**SHORT PROBLEM**
What is the number of lines holding the word "page"? Give that number alone.

— Start of EXTRACTED INFORMATION —

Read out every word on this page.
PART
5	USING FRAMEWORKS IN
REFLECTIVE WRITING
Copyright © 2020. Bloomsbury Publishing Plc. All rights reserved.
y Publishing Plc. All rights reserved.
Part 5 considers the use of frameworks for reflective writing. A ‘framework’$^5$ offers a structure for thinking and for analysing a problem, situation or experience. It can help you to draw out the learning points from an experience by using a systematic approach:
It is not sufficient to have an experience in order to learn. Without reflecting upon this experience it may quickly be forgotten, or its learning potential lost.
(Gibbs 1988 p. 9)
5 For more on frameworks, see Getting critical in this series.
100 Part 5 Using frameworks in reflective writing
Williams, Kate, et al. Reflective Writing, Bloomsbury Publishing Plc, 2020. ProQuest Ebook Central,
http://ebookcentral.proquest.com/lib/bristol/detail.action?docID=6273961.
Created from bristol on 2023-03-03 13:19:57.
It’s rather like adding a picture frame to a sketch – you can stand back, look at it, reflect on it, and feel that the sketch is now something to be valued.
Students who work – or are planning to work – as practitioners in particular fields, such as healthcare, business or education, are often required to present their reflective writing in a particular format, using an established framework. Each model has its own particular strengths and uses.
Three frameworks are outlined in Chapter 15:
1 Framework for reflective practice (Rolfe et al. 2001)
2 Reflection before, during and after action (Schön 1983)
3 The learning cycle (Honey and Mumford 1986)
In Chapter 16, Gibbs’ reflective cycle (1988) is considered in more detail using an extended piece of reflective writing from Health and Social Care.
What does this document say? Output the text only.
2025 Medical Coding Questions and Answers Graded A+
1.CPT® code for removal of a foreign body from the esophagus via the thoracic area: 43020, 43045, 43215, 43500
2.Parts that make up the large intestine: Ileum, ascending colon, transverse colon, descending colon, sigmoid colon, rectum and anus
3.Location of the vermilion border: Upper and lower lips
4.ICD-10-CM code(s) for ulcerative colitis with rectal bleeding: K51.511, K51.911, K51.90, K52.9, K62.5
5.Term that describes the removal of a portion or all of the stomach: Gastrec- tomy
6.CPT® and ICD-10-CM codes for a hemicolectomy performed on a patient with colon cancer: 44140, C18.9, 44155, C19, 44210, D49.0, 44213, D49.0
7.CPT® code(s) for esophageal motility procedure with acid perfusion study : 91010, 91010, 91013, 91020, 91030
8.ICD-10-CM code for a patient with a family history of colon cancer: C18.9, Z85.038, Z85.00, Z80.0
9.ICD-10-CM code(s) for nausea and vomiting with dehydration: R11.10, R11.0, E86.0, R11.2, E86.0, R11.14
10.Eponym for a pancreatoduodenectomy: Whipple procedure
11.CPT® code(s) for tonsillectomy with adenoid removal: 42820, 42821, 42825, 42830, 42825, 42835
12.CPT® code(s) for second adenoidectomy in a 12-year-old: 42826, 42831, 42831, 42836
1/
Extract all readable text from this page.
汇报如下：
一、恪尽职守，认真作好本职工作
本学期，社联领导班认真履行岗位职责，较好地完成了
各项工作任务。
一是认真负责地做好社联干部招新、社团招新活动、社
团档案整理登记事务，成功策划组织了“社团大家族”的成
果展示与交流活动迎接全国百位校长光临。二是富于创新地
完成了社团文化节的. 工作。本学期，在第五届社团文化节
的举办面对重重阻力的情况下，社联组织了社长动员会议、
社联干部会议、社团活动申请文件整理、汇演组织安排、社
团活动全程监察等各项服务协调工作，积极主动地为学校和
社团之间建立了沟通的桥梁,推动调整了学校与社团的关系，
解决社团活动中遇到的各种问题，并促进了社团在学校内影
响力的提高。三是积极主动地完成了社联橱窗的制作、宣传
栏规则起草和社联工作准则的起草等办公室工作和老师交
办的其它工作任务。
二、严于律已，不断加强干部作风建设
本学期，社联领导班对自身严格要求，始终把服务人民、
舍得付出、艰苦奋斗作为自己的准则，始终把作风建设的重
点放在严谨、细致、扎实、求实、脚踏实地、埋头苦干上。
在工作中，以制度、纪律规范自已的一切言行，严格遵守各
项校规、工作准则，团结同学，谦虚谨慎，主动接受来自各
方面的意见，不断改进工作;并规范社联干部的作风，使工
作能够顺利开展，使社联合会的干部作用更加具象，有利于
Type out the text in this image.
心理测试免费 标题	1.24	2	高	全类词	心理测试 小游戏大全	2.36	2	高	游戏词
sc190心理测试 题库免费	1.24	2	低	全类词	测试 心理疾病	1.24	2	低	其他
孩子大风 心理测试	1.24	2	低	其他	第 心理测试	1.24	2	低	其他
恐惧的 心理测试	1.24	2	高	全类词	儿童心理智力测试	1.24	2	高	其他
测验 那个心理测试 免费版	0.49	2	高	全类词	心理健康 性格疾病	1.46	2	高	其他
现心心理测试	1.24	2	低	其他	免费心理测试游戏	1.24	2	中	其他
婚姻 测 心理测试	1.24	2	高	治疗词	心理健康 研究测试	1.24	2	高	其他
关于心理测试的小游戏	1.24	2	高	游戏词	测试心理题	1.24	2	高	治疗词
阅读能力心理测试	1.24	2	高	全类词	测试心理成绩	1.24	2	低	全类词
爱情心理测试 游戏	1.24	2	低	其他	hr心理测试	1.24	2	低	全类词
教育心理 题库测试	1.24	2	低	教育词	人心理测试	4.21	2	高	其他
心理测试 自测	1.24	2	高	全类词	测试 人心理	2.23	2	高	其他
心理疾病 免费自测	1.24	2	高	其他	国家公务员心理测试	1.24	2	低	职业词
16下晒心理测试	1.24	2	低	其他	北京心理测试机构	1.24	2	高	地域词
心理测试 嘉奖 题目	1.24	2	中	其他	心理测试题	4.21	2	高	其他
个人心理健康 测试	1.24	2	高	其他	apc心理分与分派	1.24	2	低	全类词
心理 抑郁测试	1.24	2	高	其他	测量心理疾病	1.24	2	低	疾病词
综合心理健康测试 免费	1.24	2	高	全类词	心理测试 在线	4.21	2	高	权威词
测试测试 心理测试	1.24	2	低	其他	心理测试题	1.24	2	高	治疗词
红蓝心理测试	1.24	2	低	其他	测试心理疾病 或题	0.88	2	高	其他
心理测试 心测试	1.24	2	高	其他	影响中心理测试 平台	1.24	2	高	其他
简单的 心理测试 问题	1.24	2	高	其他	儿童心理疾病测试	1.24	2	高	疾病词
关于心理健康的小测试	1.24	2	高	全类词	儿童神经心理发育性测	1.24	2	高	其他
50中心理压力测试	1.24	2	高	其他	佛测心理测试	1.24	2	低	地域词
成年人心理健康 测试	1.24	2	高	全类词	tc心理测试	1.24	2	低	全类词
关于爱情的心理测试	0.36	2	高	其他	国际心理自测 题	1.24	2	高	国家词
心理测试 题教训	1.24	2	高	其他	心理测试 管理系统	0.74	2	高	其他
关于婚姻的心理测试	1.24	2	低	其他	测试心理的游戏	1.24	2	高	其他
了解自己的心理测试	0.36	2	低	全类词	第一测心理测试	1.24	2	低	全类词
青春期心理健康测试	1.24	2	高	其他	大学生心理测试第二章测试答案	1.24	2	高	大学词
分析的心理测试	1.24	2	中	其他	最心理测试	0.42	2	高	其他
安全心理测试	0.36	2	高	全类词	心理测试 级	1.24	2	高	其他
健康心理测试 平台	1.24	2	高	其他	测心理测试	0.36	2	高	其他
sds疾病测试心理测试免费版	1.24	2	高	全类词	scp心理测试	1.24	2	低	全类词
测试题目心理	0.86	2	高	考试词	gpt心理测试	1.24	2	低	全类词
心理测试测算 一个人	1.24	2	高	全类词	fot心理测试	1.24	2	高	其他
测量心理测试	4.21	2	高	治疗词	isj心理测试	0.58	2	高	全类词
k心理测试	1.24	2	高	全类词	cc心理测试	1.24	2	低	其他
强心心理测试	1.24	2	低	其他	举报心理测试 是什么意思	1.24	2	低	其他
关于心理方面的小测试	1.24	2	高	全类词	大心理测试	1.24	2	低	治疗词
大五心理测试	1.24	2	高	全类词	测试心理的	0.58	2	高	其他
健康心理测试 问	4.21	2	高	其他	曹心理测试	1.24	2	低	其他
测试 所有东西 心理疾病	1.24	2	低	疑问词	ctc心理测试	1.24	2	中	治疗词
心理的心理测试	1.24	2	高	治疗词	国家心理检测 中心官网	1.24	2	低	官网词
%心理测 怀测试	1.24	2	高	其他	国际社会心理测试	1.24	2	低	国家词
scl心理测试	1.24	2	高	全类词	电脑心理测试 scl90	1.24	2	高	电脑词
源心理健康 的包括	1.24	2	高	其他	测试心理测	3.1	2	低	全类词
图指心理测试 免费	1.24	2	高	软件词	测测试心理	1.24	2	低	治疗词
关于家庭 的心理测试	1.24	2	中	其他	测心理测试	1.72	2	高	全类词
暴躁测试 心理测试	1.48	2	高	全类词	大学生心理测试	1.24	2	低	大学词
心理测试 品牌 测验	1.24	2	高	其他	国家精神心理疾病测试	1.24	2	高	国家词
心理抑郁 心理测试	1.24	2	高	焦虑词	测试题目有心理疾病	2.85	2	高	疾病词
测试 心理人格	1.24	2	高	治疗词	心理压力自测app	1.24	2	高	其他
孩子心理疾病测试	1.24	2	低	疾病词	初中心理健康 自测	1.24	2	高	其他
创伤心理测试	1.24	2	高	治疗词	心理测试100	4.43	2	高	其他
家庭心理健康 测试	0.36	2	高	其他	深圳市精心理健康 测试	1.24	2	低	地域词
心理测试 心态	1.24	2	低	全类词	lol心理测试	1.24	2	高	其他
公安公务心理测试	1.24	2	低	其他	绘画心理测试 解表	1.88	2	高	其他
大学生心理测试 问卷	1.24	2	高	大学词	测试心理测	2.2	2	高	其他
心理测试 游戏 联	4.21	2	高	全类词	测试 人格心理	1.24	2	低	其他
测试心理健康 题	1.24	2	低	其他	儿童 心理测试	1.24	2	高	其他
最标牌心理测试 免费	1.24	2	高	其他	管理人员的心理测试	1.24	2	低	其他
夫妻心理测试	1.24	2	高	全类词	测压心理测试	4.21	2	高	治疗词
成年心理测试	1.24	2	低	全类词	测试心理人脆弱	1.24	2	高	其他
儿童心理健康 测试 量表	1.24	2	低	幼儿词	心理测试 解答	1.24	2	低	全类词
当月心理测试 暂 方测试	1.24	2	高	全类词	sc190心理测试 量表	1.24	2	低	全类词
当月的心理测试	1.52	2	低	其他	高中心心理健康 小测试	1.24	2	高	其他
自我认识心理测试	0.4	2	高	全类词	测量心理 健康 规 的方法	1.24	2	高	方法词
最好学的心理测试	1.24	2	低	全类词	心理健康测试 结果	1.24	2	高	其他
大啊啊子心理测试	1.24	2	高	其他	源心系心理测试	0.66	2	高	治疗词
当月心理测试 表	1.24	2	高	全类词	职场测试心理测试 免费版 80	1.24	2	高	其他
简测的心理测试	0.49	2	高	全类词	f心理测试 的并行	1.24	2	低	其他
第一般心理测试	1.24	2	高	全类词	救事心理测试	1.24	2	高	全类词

— End of EXTRACTED INFORMATION —

**ANSWER TO THIS EXERCISE**
2